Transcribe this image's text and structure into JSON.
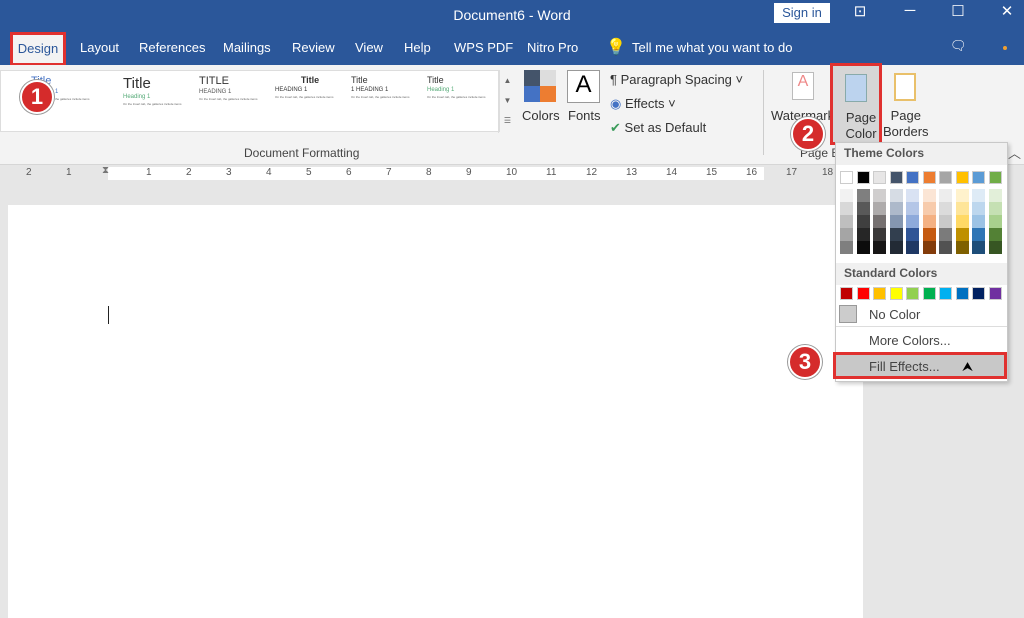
{
  "window": {
    "title": "Document6  -  Word",
    "sign_in": "Sign in"
  },
  "tabs": [
    "Design",
    "Layout",
    "References",
    "Mailings",
    "Review",
    "View",
    "Help",
    "WPS PDF",
    "Nitro Pro"
  ],
  "tell_me": "Tell me what you want to do",
  "gallery": [
    {
      "title": "Title",
      "heading": "Heading 1"
    },
    {
      "title": "Title",
      "heading": "Heading 1"
    },
    {
      "title": "TITLE",
      "heading": "HEADING 1"
    },
    {
      "title": "Title",
      "heading": "HEADING 1"
    },
    {
      "title": "Title",
      "heading": "1   HEADING 1"
    },
    {
      "title": "Title",
      "heading": "Heading 1"
    }
  ],
  "ribbon": {
    "group_document_formatting": "Document Formatting",
    "colors": "Colors",
    "fonts": "Fonts",
    "paragraph_spacing": "Paragraph Spacing",
    "effects": "Effects",
    "set_as_default": "Set as Default",
    "watermark": "Watermark",
    "page_color": [
      "Page",
      "Color"
    ],
    "page_borders": [
      "Page",
      "Borders"
    ],
    "group_page_bg": "Page B"
  },
  "ruler": [
    "2",
    "1",
    "1",
    "2",
    "3",
    "4",
    "5",
    "6",
    "7",
    "8",
    "9",
    "10",
    "11",
    "12",
    "13",
    "14",
    "15",
    "16",
    "17",
    "18"
  ],
  "steps": [
    "1",
    "2",
    "3"
  ],
  "menu": {
    "theme_header": "Theme Colors",
    "theme": [
      "#ffffff",
      "#000000",
      "#e7e6e6",
      "#44546a",
      "#4472c4",
      "#ed7d31",
      "#a5a5a5",
      "#ffc000",
      "#5b9bd5",
      "#70ad47"
    ],
    "shades": [
      [
        "#f2f2f2",
        "#7f7f7f",
        "#d0cece",
        "#d6dce4",
        "#d9e2f3",
        "#fbe5d5",
        "#ededed",
        "#fff2cc",
        "#deebf6",
        "#e2efd9"
      ],
      [
        "#d8d8d8",
        "#595959",
        "#aeabab",
        "#adb9ca",
        "#b4c6e7",
        "#f7cbac",
        "#dbdbdb",
        "#fee599",
        "#bdd7ee",
        "#c5e0b3"
      ],
      [
        "#bfbfbf",
        "#3f3f3f",
        "#757070",
        "#8496b0",
        "#8eaadb",
        "#f4b183",
        "#c9c9c9",
        "#ffd965",
        "#9cc3e5",
        "#a8d08d"
      ],
      [
        "#a5a5a5",
        "#262626",
        "#3a3838",
        "#323f4f",
        "#2f5496",
        "#c55a11",
        "#7b7b7b",
        "#bf9000",
        "#2e75b5",
        "#538135"
      ],
      [
        "#7f7f7f",
        "#0c0c0c",
        "#171616",
        "#222a35",
        "#1f3864",
        "#833c0b",
        "#525252",
        "#7f6000",
        "#1e4e79",
        "#375623"
      ]
    ],
    "standard_header": "Standard Colors",
    "standard": [
      "#c00000",
      "#ff0000",
      "#ffc000",
      "#ffff00",
      "#92d050",
      "#00b050",
      "#00b0f0",
      "#0070c0",
      "#002060",
      "#7030a0"
    ],
    "no_color": "No Color",
    "more_colors": "More Colors...",
    "fill_effects": "Fill Effects..."
  }
}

:: REQUIREMENT ::
Copy out all of the data word for word. Do not carry over any picture.

:: WRITTEN RESPONSE ::
Transcribe this image's text and structure into JSON.
{
  "window": {
    "title": "Document6  -  Word",
    "sign_in": "Sign in"
  },
  "tabs": [
    "Design",
    "Layout",
    "References",
    "Mailings",
    "Review",
    "View",
    "Help",
    "WPS PDF",
    "Nitro Pro"
  ],
  "tell_me": "Tell me what you want to do",
  "gallery": [
    {
      "title": "Title",
      "heading": "Heading 1"
    },
    {
      "title": "Title",
      "heading": "Heading 1"
    },
    {
      "title": "TITLE",
      "heading": "HEADING 1"
    },
    {
      "title": "Title",
      "heading": "HEADING 1"
    },
    {
      "title": "Title",
      "heading": "1   HEADING 1"
    },
    {
      "title": "Title",
      "heading": "Heading 1"
    }
  ],
  "ribbon": {
    "group_document_formatting": "Document Formatting",
    "colors": "Colors",
    "fonts": "Fonts",
    "paragraph_spacing": "Paragraph Spacing",
    "effects": "Effects",
    "set_as_default": "Set as Default",
    "watermark": "Watermark",
    "page_color": [
      "Page",
      "Color"
    ],
    "page_borders": [
      "Page",
      "Borders"
    ],
    "group_page_bg": "Page B"
  },
  "ruler": [
    "2",
    "1",
    "1",
    "2",
    "3",
    "4",
    "5",
    "6",
    "7",
    "8",
    "9",
    "10",
    "11",
    "12",
    "13",
    "14",
    "15",
    "16",
    "17",
    "18"
  ],
  "steps": [
    "1",
    "2",
    "3"
  ],
  "menu": {
    "theme_header": "Theme Colors",
    "theme": [
      "#ffffff",
      "#000000",
      "#e7e6e6",
      "#44546a",
      "#4472c4",
      "#ed7d31",
      "#a5a5a5",
      "#ffc000",
      "#5b9bd5",
      "#70ad47"
    ],
    "shades": [
      [
        "#f2f2f2",
        "#7f7f7f",
        "#d0cece",
        "#d6dce4",
        "#d9e2f3",
        "#fbe5d5",
        "#ededed",
        "#fff2cc",
        "#deebf6",
        "#e2efd9"
      ],
      [
        "#d8d8d8",
        "#595959",
        "#aeabab",
        "#adb9ca",
        "#b4c6e7",
        "#f7cbac",
        "#dbdbdb",
        "#fee599",
        "#bdd7ee",
        "#c5e0b3"
      ],
      [
        "#bfbfbf",
        "#3f3f3f",
        "#757070",
        "#8496b0",
        "#8eaadb",
        "#f4b183",
        "#c9c9c9",
        "#ffd965",
        "#9cc3e5",
        "#a8d08d"
      ],
      [
        "#a5a5a5",
        "#262626",
        "#3a3838",
        "#323f4f",
        "#2f5496",
        "#c55a11",
        "#7b7b7b",
        "#bf9000",
        "#2e75b5",
        "#538135"
      ],
      [
        "#7f7f7f",
        "#0c0c0c",
        "#171616",
        "#222a35",
        "#1f3864",
        "#833c0b",
        "#525252",
        "#7f6000",
        "#1e4e79",
        "#375623"
      ]
    ],
    "standard_header": "Standard Colors",
    "standard": [
      "#c00000",
      "#ff0000",
      "#ffc000",
      "#ffff00",
      "#92d050",
      "#00b050",
      "#00b0f0",
      "#0070c0",
      "#002060",
      "#7030a0"
    ],
    "no_color": "No Color",
    "more_colors": "More Colors...",
    "fill_effects": "Fill Effects..."
  }
}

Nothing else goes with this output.